▶ Problem to solve: Repeat each line exactly as it is written.

>> begin Data supplied

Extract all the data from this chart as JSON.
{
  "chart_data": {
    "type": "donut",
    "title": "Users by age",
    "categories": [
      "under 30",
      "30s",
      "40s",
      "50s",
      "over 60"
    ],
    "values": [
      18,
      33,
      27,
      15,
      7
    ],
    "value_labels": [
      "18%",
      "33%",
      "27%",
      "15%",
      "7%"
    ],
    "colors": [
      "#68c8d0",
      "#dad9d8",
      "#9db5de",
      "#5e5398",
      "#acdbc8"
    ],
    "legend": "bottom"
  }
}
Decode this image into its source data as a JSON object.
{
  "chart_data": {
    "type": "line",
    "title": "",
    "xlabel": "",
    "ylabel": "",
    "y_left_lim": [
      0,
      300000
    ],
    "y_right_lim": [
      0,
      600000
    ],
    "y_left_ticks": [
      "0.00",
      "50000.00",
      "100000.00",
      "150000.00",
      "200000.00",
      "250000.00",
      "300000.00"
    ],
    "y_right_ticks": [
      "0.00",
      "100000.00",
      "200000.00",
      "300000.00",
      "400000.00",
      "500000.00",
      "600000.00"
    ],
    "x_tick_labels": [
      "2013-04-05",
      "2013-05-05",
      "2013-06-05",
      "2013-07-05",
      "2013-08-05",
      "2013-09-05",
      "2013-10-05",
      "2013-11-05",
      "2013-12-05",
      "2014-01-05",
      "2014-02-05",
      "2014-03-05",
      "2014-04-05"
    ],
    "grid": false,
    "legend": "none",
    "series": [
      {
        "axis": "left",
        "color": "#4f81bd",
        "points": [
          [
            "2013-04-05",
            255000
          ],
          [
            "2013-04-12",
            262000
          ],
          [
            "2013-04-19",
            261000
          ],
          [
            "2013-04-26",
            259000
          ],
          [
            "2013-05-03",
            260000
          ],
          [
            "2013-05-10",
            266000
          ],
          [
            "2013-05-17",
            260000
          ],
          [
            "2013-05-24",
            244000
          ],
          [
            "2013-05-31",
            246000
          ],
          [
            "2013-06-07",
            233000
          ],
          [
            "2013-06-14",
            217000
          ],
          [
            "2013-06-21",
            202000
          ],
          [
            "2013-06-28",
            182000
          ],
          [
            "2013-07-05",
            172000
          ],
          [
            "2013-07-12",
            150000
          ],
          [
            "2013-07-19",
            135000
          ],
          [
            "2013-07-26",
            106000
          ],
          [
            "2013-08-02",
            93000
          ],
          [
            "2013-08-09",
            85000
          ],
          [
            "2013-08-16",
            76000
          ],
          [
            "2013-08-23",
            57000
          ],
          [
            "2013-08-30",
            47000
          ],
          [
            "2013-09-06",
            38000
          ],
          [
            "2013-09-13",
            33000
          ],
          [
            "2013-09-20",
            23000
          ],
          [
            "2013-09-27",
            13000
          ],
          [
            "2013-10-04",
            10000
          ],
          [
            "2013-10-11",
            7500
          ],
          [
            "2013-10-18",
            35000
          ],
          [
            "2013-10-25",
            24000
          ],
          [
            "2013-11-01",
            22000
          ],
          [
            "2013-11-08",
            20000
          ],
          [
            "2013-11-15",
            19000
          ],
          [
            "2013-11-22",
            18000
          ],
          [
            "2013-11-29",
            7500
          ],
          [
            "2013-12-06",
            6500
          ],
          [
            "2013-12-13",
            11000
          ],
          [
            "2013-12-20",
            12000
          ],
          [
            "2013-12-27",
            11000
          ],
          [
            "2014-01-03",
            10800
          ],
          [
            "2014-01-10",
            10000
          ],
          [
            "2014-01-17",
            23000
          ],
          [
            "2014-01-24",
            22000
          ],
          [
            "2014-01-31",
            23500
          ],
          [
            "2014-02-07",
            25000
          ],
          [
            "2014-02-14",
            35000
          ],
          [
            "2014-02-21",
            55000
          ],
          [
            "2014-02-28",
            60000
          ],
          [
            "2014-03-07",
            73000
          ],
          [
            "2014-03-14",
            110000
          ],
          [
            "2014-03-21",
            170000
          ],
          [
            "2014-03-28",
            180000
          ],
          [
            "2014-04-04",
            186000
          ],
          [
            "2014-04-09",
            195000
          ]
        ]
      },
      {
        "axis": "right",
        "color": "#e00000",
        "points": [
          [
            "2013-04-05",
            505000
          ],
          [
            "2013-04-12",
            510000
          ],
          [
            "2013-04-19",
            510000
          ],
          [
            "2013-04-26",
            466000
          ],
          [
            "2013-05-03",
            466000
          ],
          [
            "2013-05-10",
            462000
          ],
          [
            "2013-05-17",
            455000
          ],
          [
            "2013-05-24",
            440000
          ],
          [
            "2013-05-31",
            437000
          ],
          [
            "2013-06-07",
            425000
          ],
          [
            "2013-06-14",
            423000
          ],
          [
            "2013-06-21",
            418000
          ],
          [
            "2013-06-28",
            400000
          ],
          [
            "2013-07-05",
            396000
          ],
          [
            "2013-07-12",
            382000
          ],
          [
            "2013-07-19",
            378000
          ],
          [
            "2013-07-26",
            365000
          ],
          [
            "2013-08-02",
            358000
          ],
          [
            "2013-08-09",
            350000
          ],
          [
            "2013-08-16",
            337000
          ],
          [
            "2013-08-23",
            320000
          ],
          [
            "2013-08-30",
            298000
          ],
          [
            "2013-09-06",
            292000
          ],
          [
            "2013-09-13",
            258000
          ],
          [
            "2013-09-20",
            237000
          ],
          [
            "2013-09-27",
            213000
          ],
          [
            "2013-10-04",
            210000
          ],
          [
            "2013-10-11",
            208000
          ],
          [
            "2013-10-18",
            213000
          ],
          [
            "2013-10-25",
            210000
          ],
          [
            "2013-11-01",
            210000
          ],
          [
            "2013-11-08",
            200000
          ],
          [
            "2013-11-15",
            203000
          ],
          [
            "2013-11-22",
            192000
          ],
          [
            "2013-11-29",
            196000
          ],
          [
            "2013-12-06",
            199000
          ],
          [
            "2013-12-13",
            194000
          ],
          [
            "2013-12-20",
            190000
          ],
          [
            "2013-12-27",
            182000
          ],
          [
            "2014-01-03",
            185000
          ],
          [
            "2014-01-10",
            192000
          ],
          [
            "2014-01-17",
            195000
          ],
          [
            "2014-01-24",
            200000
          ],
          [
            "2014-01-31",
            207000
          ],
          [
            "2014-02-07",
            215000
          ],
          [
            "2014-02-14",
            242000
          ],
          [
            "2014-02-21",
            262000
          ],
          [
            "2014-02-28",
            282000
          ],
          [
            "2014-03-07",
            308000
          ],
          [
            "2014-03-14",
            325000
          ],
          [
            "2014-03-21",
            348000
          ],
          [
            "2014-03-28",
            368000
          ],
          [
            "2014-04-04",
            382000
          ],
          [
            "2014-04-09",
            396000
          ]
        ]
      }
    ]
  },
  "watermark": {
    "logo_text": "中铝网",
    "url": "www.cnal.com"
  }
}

>> end Data supplied

▶ Answer:
Extract all the data from this chart as JSON.
{
  "chart_data": {
    "type": "donut",
    "title": "Users by age",
    "categories": [
      "under 30",
      "30s",
      "40s",
      "50s",
      "over 60"
    ],
    "values": [
      18,
      33,
      27,
      15,
      7
    ],
    "value_labels": [
      "18%",
      "33%",
      "27%",
      "15%",
      "7%"
    ],
    "colors": [
      "#68c8d0",
      "#dad9d8",
      "#9db5de",
      "#5e5398",
      "#acdbc8"
    ],
    "legend": "bottom"
  }
}
Decode this image into its source data as a JSON object.
{
  "chart_data": {
    "type": "line",
    "title": "",
    "xlabel": "",
    "ylabel": "",
    "y_left_lim": [
      0,
      300000
    ],
    "y_right_lim": [
      0,
      600000
    ],
    "y_left_ticks": [
      "0.00",
      "50000.00",
      "100000.00",
      "150000.00",
      "200000.00",
      "250000.00",
      "300000.00"
    ],
    "y_right_ticks": [
      "0.00",
      "100000.00",
      "200000.00",
      "300000.00",
      "400000.00",
      "500000.00",
      "600000.00"
    ],
    "x_tick_labels": [
      "2013-04-05",
      "2013-05-05",
      "2013-06-05",
      "2013-07-05",
      "2013-08-05",
      "2013-09-05",
      "2013-10-05",
      "2013-11-05",
      "2013-12-05",
      "2014-01-05",
      "2014-02-05",
      "2014-03-05",
      "2014-04-05"
    ],
    "grid": false,
    "legend": "none",
    "series": [
      {
        "axis": "left",
        "color": "#4f81bd",
        "points": [
          [
            "2013-04-05",
            255000
          ],
          [
            "2013-04-12",
            262000
          ],
          [
            "2013-04-19",
            261000
          ],
          [
            "2013-04-26",
            259000
          ],
          [
            "2013-05-03",
            260000
          ],
          [
            "2013-05-10",
            266000
          ],
          [
            "2013-05-17",
            260000
          ],
          [
            "2013-05-24",
            244000
          ],
          [
            "2013-05-31",
            246000
          ],
          [
            "2013-06-07",
            233000
          ],
          [
            "2013-06-14",
            217000
          ],
          [
            "2013-06-21",
            202000
          ],
          [
            "2013-06-28",
            182000
          ],
          [
            "2013-07-05",
            172000
          ],
          [
            "2013-07-12",
            150000
          ],
          [
            "2013-07-19",
            135000
          ],
          [
            "2013-07-26",
            106000
          ],
          [
            "2013-08-02",
            93000
          ],
          [
            "2013-08-09",
            85000
          ],
          [
            "2013-08-16",
            76000
          ],
          [
            "2013-08-23",
            57000
          ],
          [
            "2013-08-30",
            47000
          ],
          [
            "2013-09-06",
            38000
          ],
          [
            "2013-09-13",
            33000
          ],
          [
            "2013-09-20",
            23000
          ],
          [
            "2013-09-27",
            13000
          ],
          [
            "2013-10-04",
            10000
          ],
          [
            "2013-10-11",
            7500
          ],
          [
            "2013-10-18",
            35000
          ],
          [
            "2013-10-25",
            24000
          ],
          [
            "2013-11-01",
            22000
          ],
          [
            "2013-11-08",
            20000
          ],
          [
            "2013-11-15",
            19000
          ],
          [
            "2013-11-22",
            18000
          ],
          [
            "2013-11-29",
            7500
          ],
          [
            "2013-12-06",
            6500
          ],
          [
            "2013-12-13",
            11000
          ],
          [
            "2013-12-20",
            12000
          ],
          [
            "2013-12-27",
            11000
          ],
          [
            "2014-01-03",
            10800
          ],
          [
            "2014-01-10",
            10000
          ],
          [
            "2014-01-17",
            23000
          ],
          [
            "2014-01-24",
            22000
          ],
          [
            "2014-01-31",
            23500
          ],
          [
            "2014-02-07",
            25000
          ],
          [
            "2014-02-14",
            35000
          ],
          [
            "2014-02-21",
            55000
          ],
          [
            "2014-02-28",
            60000
          ],
          [
            "2014-03-07",
            73000
          ],
          [
            "2014-03-14",
            110000
          ],
          [
            "2014-03-21",
            170000
          ],
          [
            "2014-03-28",
            180000
          ],
          [
            "2014-04-04",
            186000
          ],
          [
            "2014-04-09",
            195000
          ]
        ]
      },
      {
        "axis": "right",
        "color": "#e00000",
        "points": [
          [
            "2013-04-05",
            505000
          ],
          [
            "2013-04-12",
            510000
          ],
          [
            "2013-04-19",
            510000
          ],
          [
            "2013-04-26",
            466000
          ],
          [
            "2013-05-03",
            466000
          ],
          [
            "2013-05-10",
            462000
          ],
          [
            "2013-05-17",
            455000
          ],
          [
            "2013-05-24",
            440000
          ],
          [
            "2013-05-31",
            437000
          ],
          [
            "2013-06-07",
            425000
          ],
          [
            "2013-06-14",
            423000
          ],
          [
            "2013-06-21",
            418000
          ],
          [
            "2013-06-28",
            400000
          ],
          [
            "2013-07-05",
            396000
          ],
          [
            "2013-07-12",
            382000
          ],
          [
            "2013-07-19",
            378000
          ],
          [
            "2013-07-26",
            365000
          ],
          [
            "2013-08-02",
            358000
          ],
          [
            "2013-08-09",
            350000
          ],
          [
            "2013-08-16",
            337000
          ],
          [
            "2013-08-23",
            320000
          ],
          [
            "2013-08-30",
            298000
          ],
          [
            "2013-09-06",
            292000
          ],
          [
            "2013-09-13",
            258000
          ],
          [
            "2013-09-20",
            237000
          ],
          [
            "2013-09-27",
            213000
          ],
          [
            "2013-10-04",
            210000
          ],
          [
            "2013-10-11",
            208000
          ],
          [
            "2013-10-18",
            213000
          ],
          [
            "2013-10-25",
            210000
          ],
          [
            "2013-11-01",
            210000
          ],
          [
            "2013-11-08",
            200000
          ],
          [
            "2013-11-15",
            203000
          ],
          [
            "2013-11-22",
            192000
          ],
          [
            "2013-11-29",
            196000
          ],
          [
            "2013-12-06",
            199000
          ],
          [
            "2013-12-13",
            194000
          ],
          [
            "2013-12-20",
            190000
          ],
          [
            "2013-12-27",
            182000
          ],
          [
            "2014-01-03",
            185000
          ],
          [
            "2014-01-10",
            192000
          ],
          [
            "2014-01-17",
            195000
          ],
          [
            "2014-01-24",
            200000
          ],
          [
            "2014-01-31",
            207000
          ],
          [
            "2014-02-07",
            215000
          ],
          [
            "2014-02-14",
            242000
          ],
          [
            "2014-02-21",
            262000
          ],
          [
            "2014-02-28",
            282000
          ],
          [
            "2014-03-07",
            308000
          ],
          [
            "2014-03-14",
            325000
          ],
          [
            "2014-03-21",
            348000
          ],
          [
            "2014-03-28",
            368000
          ],
          [
            "2014-04-04",
            382000
          ],
          [
            "2014-04-09",
            396000
          ]
        ]
      }
    ]
  },
  "watermark": {
    "logo_text": "中铝网",
    "url": "www.cnal.com"
  }
}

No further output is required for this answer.